> PROBLEM TO WORK ON
Check each line for the string "Viterbi", then give only how many lines have it.

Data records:

◆ ◆ ◆ ◆ ◆

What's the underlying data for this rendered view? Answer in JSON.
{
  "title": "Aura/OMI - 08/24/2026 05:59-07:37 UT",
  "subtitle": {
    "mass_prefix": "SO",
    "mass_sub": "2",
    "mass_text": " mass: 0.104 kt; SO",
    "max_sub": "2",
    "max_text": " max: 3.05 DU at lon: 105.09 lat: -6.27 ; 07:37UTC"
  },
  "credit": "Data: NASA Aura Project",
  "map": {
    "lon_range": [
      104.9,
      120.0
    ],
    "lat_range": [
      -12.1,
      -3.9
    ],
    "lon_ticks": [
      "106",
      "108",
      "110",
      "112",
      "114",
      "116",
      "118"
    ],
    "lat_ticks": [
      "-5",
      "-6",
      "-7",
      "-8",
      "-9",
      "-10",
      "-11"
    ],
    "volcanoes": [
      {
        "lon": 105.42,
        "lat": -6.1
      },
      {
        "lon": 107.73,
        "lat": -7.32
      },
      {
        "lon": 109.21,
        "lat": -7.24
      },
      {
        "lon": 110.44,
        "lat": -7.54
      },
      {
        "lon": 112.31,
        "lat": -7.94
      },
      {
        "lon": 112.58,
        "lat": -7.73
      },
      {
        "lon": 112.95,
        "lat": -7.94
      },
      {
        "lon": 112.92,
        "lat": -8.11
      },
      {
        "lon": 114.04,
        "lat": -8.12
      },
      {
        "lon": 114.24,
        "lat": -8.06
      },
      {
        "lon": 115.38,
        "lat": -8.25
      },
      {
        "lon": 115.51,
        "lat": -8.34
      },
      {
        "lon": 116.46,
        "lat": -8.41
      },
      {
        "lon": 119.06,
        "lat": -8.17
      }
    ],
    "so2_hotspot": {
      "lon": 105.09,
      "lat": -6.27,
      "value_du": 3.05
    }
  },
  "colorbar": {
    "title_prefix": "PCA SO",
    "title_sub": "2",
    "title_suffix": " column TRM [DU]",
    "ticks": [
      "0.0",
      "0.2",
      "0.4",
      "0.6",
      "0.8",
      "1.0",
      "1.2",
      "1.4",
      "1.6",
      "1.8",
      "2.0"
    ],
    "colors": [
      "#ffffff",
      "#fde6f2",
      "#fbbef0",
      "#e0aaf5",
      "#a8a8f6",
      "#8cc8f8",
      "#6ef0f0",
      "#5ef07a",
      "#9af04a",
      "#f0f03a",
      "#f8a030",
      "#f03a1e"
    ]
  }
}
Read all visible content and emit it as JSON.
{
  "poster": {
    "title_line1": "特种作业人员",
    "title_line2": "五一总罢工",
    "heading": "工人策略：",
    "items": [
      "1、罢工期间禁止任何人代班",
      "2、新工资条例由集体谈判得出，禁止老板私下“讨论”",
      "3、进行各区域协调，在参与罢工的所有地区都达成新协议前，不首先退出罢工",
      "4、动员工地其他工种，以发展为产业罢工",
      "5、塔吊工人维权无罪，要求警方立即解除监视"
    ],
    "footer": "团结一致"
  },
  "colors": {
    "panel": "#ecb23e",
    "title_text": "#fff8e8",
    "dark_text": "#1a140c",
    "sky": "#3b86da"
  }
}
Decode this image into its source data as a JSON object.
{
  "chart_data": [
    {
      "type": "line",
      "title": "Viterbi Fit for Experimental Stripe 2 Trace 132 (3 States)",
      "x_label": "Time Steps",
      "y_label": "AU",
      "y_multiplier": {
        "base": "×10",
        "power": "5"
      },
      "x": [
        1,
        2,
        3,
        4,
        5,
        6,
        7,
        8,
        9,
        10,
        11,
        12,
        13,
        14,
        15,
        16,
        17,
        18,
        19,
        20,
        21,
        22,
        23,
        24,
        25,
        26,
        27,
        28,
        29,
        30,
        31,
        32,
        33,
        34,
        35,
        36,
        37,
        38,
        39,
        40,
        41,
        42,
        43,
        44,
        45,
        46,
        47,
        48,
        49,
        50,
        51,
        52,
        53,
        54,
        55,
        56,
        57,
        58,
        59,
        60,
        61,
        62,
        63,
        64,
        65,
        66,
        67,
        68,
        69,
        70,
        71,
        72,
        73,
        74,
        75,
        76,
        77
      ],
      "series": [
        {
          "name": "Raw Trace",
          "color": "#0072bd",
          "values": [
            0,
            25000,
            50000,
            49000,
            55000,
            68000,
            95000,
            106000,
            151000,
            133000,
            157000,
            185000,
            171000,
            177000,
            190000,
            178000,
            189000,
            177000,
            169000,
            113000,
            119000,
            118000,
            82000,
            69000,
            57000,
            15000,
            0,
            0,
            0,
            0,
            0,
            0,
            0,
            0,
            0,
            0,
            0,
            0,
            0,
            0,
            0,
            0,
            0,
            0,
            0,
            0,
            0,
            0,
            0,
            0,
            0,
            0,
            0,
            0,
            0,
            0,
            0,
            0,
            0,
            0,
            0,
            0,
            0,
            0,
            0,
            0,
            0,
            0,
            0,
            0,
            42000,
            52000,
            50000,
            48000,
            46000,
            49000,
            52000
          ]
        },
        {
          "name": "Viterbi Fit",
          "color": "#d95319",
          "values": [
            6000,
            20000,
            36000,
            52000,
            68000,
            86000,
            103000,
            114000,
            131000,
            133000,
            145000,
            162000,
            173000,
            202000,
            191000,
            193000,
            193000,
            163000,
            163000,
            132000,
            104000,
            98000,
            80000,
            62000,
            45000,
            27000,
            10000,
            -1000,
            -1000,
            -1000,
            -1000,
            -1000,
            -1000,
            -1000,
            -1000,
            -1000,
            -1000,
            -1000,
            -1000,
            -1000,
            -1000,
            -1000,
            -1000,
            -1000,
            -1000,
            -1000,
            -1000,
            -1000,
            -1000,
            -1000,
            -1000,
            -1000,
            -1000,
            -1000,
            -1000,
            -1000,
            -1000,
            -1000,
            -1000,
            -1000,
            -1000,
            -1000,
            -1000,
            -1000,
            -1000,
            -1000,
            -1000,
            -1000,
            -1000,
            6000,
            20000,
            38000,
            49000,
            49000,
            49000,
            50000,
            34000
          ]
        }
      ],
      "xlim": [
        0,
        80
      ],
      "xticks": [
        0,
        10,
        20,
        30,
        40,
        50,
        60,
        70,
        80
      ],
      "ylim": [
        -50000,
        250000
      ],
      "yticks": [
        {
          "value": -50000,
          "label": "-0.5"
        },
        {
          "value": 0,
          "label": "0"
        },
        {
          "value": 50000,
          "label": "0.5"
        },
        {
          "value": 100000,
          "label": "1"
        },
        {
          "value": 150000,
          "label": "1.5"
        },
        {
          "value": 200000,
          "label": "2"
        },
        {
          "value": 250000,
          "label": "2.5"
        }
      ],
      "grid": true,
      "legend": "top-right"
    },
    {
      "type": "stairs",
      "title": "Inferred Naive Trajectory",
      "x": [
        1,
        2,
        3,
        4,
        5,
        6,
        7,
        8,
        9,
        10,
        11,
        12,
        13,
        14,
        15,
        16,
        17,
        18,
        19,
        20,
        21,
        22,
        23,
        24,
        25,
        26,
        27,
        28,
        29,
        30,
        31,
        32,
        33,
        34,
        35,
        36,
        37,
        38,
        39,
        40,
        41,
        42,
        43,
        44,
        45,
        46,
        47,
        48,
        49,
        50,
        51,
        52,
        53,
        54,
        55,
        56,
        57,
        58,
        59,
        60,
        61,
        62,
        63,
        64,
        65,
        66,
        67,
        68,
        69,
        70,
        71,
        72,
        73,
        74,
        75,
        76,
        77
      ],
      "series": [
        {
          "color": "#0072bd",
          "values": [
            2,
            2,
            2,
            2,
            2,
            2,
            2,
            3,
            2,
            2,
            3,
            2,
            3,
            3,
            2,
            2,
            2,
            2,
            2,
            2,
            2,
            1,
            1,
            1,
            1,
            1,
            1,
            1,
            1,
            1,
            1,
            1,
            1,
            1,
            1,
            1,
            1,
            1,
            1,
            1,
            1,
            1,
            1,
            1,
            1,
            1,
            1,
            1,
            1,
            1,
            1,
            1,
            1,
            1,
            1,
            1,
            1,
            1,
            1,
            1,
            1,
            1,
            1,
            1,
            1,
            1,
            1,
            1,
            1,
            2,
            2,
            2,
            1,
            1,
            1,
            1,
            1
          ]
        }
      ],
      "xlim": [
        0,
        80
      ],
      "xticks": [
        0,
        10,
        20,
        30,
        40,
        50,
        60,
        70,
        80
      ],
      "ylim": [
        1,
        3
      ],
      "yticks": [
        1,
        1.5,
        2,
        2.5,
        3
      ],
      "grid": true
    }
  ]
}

◆ ◆ ◆ ◆ ◆

> PROBLEM SOLUTION
2